» Given entries
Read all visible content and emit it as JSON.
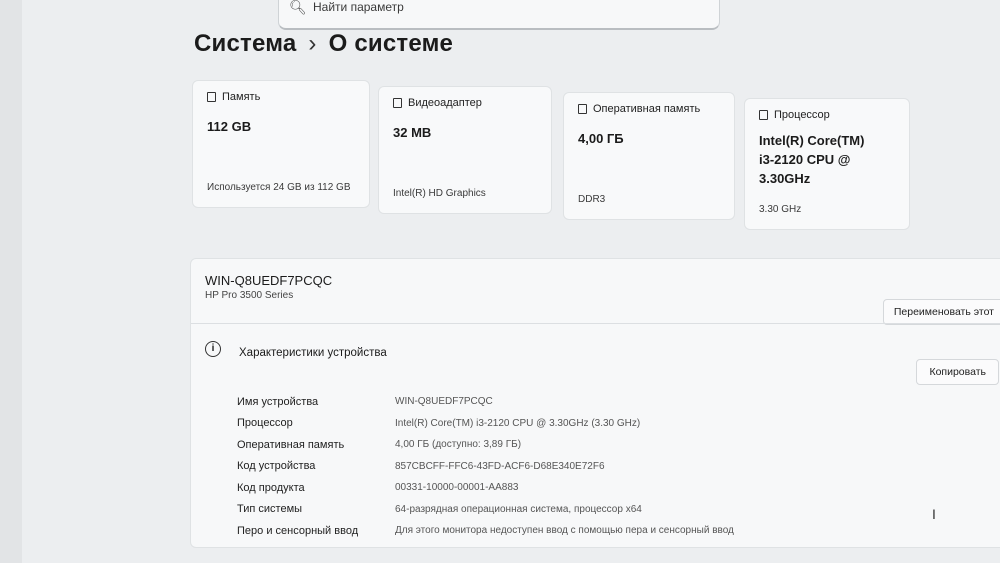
{
  "search": {
    "placeholder": "Найти параметр",
    "icon": "search-icon"
  },
  "breadcrumb": {
    "parent": "Система",
    "separator": "›",
    "current": "О системе"
  },
  "cards": [
    {
      "icon": "storage-icon",
      "label": "Память",
      "value": "112 GB",
      "sub": "Используется 24 GB из 112 GB"
    },
    {
      "icon": "display-icon",
      "label": "Видеоадаптер",
      "value": "32 MB",
      "sub": "Intel(R) HD Graphics"
    },
    {
      "icon": "ram-icon",
      "label": "Оперативная память",
      "value": "4,00 ГБ",
      "sub": "DDR3"
    },
    {
      "icon": "cpu-icon",
      "label": "Процессор",
      "value": "Intel(R) Core(TM) i3-2120 CPU @ 3.30GHz",
      "sub": "3.30 GHz"
    }
  ],
  "device": {
    "name": "WIN-Q8UEDF7PCQC",
    "model": "HP Pro 3500 Series",
    "rename_label": "Переименовать этот"
  },
  "specs": {
    "title": "Характеристики устройства",
    "copy_label": "Копировать",
    "rows": [
      {
        "key": "Имя устройства",
        "value": "WIN-Q8UEDF7PCQC"
      },
      {
        "key": "Процессор",
        "value": "Intel(R) Core(TM) i3-2120 CPU @ 3.30GHz (3.30 GHz)"
      },
      {
        "key": "Оперативная память",
        "value": "4,00 ГБ (доступно: 3,89 ГБ)"
      },
      {
        "key": "Код устройства",
        "value": "857CBCFF-FFC6-43FD-ACF6-D68E340E72F6"
      },
      {
        "key": "Код продукта",
        "value": "00331-10000-00001-AA883"
      },
      {
        "key": "Тип системы",
        "value": "64-разрядная операционная система, процессор x64"
      },
      {
        "key": "Перо и сенсорный ввод",
        "value": "Для этого монитора недоступен ввод с помощью пера и сенсорный ввод"
      }
    ]
  }
}
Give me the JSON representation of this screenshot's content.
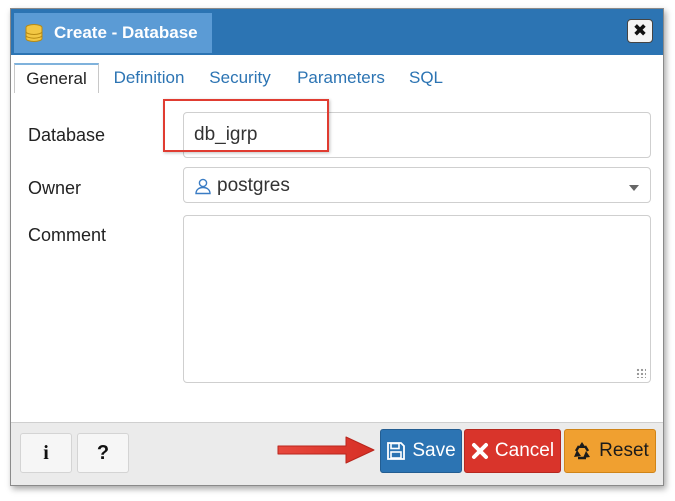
{
  "dialog": {
    "title": "Create - Database",
    "close_label": "✖",
    "icon": "database-icon"
  },
  "tabs": [
    {
      "label": "General",
      "active": true
    },
    {
      "label": "Definition",
      "active": false
    },
    {
      "label": "Security",
      "active": false
    },
    {
      "label": "Parameters",
      "active": false
    },
    {
      "label": "SQL",
      "active": false
    }
  ],
  "form": {
    "database_label": "Database",
    "database_value": "db_igrp",
    "owner_label": "Owner",
    "owner_value": "postgres",
    "owner_icon": "user-icon",
    "comment_label": "Comment",
    "comment_value": ""
  },
  "footer": {
    "info_label": "i",
    "help_label": "?",
    "save_label": "Save",
    "cancel_label": "Cancel",
    "reset_label": "Reset"
  },
  "colors": {
    "titlebar": "#2c74b3",
    "title_tab": "#5b9bd5",
    "save": "#2c74b3",
    "cancel": "#d9342b",
    "reset": "#f0a030",
    "annotation": "#e03c31"
  }
}
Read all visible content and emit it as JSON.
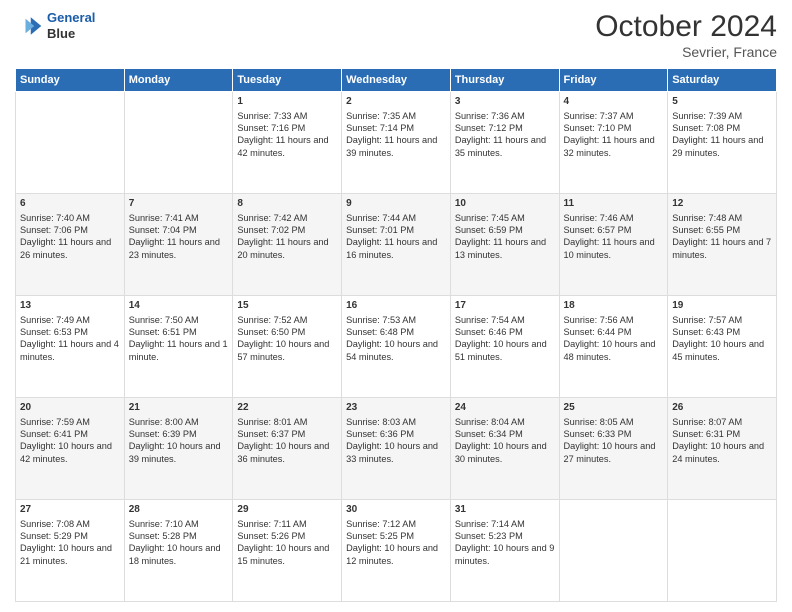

» Aim of the exercise
Leave the pictures out, and please copy only the lines from the one with "Give me the" through the end of the listing.

» Task solution
Give me the JSON representation of this screenshot's content.
{
  "dialog": {
    "title": "Create - Database",
    "close_label": "✖",
    "icon": "database-icon"
  },
  "tabs": [
    {
      "label": "General",
      "active": true
    },
    {
      "label": "Definition",
      "active": false
    },
    {
      "label": "Security",
      "active": false
    },
    {
      "label": "Parameters",
      "active": false
    },
    {
      "label": "SQL",
      "active": false
    }
  ],
  "form": {
    "database_label": "Database",
    "database_value": "db_igrp",
    "owner_label": "Owner",
    "owner_value": "postgres",
    "owner_icon": "user-icon",
    "comment_label": "Comment",
    "comment_value": ""
  },
  "footer": {
    "info_label": "i",
    "help_label": "?",
    "save_label": "Save",
    "cancel_label": "Cancel",
    "reset_label": "Reset"
  },
  "colors": {
    "titlebar": "#2c74b3",
    "title_tab": "#5b9bd5",
    "save": "#2c74b3",
    "cancel": "#d9342b",
    "reset": "#f0a030",
    "annotation": "#e03c31"
  }
}
Read all visible content and emit it as JSON.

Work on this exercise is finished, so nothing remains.